Recorded data
_ _ _

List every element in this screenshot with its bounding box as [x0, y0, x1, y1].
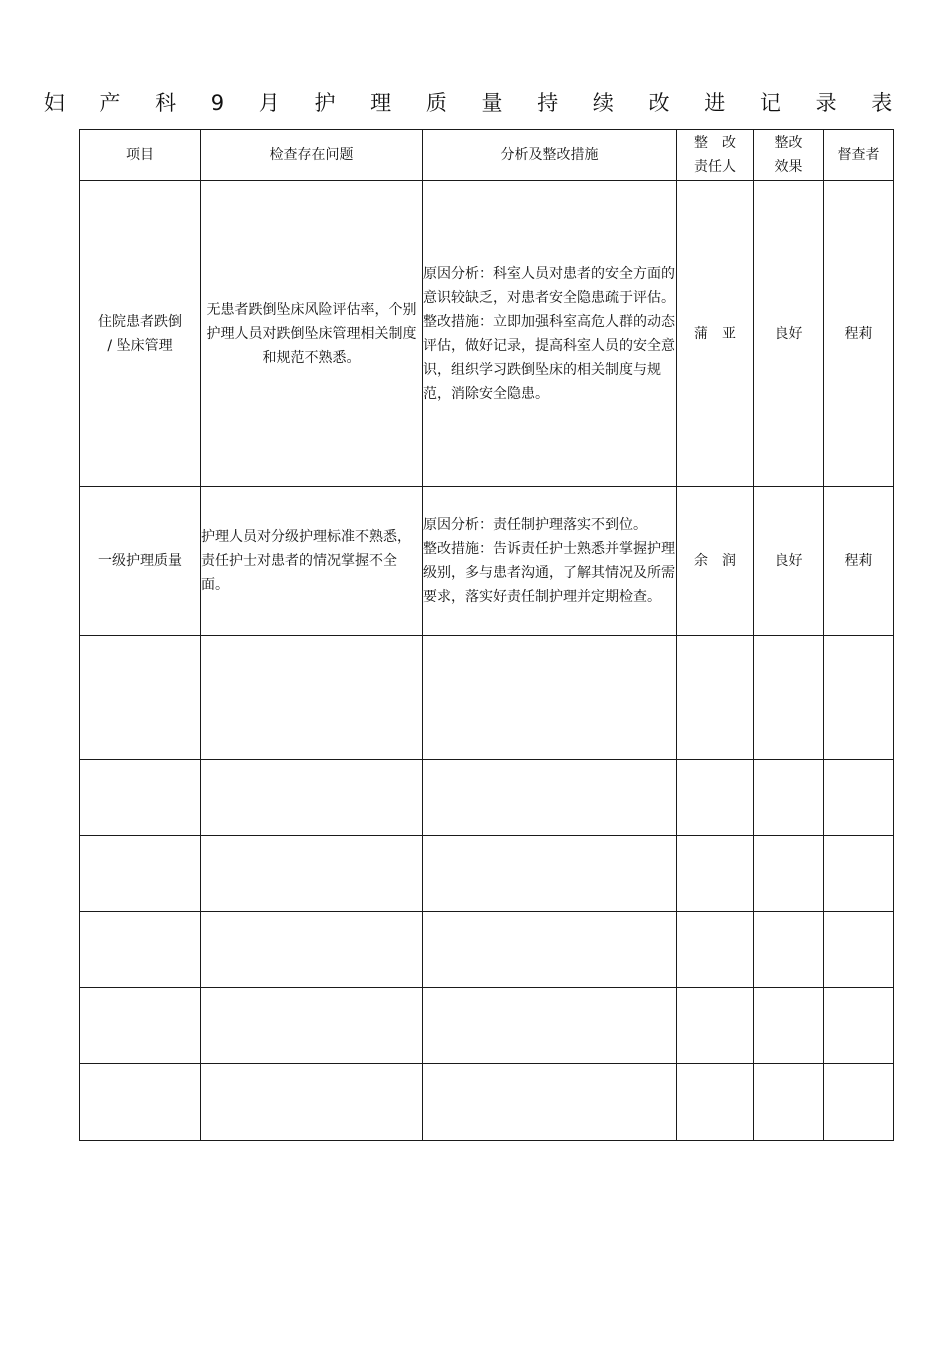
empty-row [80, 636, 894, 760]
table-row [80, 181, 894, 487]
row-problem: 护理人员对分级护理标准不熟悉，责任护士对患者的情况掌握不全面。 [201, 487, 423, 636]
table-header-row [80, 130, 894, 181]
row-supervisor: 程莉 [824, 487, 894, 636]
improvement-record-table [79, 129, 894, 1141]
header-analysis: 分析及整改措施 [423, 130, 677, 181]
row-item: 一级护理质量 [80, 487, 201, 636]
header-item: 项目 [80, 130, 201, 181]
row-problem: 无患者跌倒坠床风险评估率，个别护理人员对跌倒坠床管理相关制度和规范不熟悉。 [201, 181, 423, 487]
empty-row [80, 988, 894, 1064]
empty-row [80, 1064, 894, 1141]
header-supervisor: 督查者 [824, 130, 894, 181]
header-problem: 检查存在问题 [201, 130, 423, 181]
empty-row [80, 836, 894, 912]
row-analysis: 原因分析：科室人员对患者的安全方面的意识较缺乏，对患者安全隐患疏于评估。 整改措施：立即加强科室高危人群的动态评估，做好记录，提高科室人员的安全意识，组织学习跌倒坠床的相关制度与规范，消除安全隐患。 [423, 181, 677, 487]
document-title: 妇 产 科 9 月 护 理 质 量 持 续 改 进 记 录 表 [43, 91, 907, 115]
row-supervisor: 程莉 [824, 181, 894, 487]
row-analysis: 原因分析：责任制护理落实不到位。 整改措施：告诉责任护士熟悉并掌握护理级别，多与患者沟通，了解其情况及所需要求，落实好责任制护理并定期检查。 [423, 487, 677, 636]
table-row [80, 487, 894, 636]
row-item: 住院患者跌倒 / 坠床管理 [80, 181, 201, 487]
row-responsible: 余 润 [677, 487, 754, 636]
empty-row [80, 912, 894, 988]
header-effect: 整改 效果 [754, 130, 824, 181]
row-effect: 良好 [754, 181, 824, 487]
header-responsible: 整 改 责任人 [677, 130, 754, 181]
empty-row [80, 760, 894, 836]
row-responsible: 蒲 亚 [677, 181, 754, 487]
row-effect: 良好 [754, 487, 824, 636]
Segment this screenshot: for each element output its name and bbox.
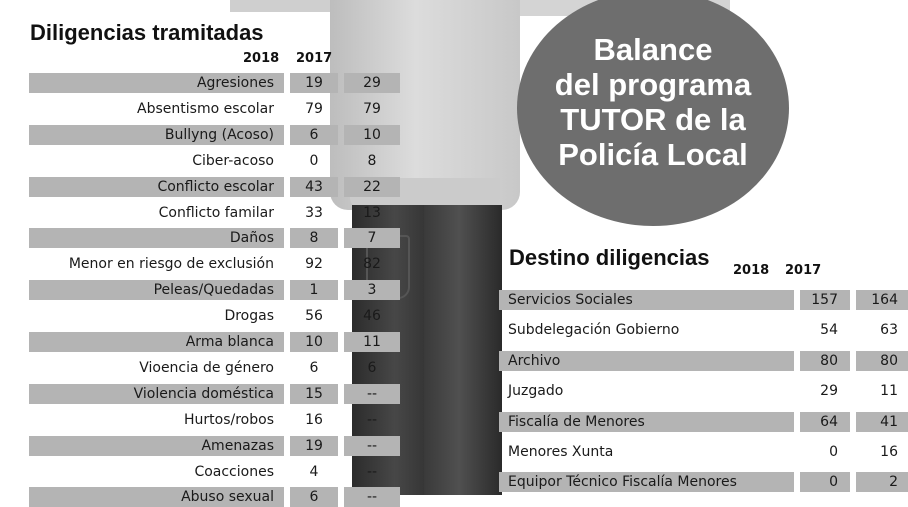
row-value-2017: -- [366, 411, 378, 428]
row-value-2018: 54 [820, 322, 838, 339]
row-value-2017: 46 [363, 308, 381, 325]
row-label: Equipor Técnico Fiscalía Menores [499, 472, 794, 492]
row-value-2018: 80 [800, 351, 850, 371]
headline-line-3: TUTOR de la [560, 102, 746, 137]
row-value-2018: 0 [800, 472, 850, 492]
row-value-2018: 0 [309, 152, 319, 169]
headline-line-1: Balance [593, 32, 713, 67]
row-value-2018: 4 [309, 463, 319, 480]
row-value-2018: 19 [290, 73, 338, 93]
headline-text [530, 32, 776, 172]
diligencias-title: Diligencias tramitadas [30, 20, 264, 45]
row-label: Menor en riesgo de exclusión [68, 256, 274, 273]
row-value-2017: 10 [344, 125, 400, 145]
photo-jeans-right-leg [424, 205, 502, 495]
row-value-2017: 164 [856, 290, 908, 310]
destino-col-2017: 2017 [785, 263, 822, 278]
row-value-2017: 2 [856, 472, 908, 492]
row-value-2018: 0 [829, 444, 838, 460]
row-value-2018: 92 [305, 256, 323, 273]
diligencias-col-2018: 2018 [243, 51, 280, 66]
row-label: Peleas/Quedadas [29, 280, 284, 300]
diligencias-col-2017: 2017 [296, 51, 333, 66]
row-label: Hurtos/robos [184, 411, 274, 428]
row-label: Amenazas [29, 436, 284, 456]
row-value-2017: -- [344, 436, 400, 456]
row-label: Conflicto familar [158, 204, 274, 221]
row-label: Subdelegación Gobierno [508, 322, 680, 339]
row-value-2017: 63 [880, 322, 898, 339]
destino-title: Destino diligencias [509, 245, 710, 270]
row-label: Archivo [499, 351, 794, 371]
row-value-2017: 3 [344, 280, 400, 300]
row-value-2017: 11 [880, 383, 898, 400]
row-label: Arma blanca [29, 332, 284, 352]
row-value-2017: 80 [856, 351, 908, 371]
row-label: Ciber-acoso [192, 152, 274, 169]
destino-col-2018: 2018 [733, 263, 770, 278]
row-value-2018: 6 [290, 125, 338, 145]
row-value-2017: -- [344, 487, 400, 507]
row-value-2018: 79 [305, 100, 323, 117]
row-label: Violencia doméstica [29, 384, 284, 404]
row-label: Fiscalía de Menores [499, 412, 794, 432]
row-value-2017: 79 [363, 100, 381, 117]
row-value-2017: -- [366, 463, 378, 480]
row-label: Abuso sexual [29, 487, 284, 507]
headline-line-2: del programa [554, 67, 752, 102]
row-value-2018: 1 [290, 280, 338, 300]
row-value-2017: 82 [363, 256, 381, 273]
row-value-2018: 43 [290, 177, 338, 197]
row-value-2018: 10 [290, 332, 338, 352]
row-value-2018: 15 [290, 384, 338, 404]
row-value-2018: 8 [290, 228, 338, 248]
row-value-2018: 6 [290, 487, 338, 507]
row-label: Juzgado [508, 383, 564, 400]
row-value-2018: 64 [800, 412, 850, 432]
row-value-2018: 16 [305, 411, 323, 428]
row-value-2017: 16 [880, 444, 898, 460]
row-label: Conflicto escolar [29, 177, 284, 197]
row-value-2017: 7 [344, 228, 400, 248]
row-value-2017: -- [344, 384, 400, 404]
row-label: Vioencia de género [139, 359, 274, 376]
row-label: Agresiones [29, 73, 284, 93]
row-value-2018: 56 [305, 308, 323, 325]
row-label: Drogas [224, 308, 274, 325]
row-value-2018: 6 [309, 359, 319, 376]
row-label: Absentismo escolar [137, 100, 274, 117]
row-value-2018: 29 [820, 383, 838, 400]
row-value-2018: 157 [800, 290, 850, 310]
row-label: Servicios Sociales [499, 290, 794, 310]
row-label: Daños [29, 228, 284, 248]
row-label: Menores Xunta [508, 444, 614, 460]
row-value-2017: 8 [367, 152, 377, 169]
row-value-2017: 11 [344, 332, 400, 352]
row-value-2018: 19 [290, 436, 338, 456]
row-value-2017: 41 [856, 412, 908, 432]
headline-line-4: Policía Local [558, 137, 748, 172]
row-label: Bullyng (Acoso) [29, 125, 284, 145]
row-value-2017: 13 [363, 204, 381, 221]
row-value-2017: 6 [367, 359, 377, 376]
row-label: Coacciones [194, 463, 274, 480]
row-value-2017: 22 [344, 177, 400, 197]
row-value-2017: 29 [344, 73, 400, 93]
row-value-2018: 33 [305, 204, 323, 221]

_ _ _

- [Your task] Put the lines of the material into a JSON list of strings, one string per line, starting with the line that contains "empty-row [80, 636, 894, 760]" and going on through the line that contains "empty-row [80, 912, 894, 988]". Include both of those lines and leave out any blank lines.

- [Right answer]
[
  "empty-row [80, 636, 894, 760]",
  "table-row [80, 181, 894, 487]",
  "row-problem: 护理人员对分级护理标准不熟悉，责任护士对患者的情况掌握不全面。 [201, 487, 423, 636]",
  "table-header-row [80, 130, 894, 181]",
  "row-supervisor: 程莉 [824, 487, 894, 636]",
  "improvement-record-table [79, 129, 894, 1141]",
  "header-analysis: 分析及整改措施 [423, 130, 677, 181]",
  "row-item: 一级护理质量 [80, 487, 201, 636]",
  "header-item: 项目 [80, 130, 201, 181]",
  "row-problem: 无患者跌倒坠床风险评估率，个别护理人员对跌倒坠床管理相关制度和规范不熟悉。 [201, 181, 423, 487]",
  "empty-row [80, 988, 894, 1064]",
  "empty-row [80, 1064, 894, 1141]",
  "header-supervisor: 督查者 [824, 130, 894, 181]",
  "header-problem: 检查存在问题 [201, 130, 423, 181]",
  "empty-row [80, 836, 894, 912]",
  "row-analysis: 原因分析：科室人员对患者的安全方面的意识较缺乏，对患者安全隐患疏于评估。 整改措施：立即加强科室高危人群的动态评估，做好记录，提高科室人员的安全意识，组织学习跌倒坠床的相关制度与规范，消除安全隐患。 [423, 181, 677, 487]",
  "document-title: 妇 产 科 9 月 护 理 质 量 持 续 改 进 记 录 表 [43, 91, 907, 115]",
  "row-supervisor: 程莉 [824, 181, 894, 487]",
  "row-analysis: 原因分析：责任制护理落实不到位。 整改措施：告诉责任护士熟悉并掌握护理级别，多与患者沟通，了解其情况及所需要求，落实好责任制护理并定期检查。 [423, 487, 677, 636]",
  "table-row [80, 487, 894, 636]",
  "row-item: 住院患者跌倒 / 坠床管理 [80, 181, 201, 487]",
  "row-responsible: 余 润 [677, 487, 754, 636]",
  "empty-row [80, 912, 894, 988]"
]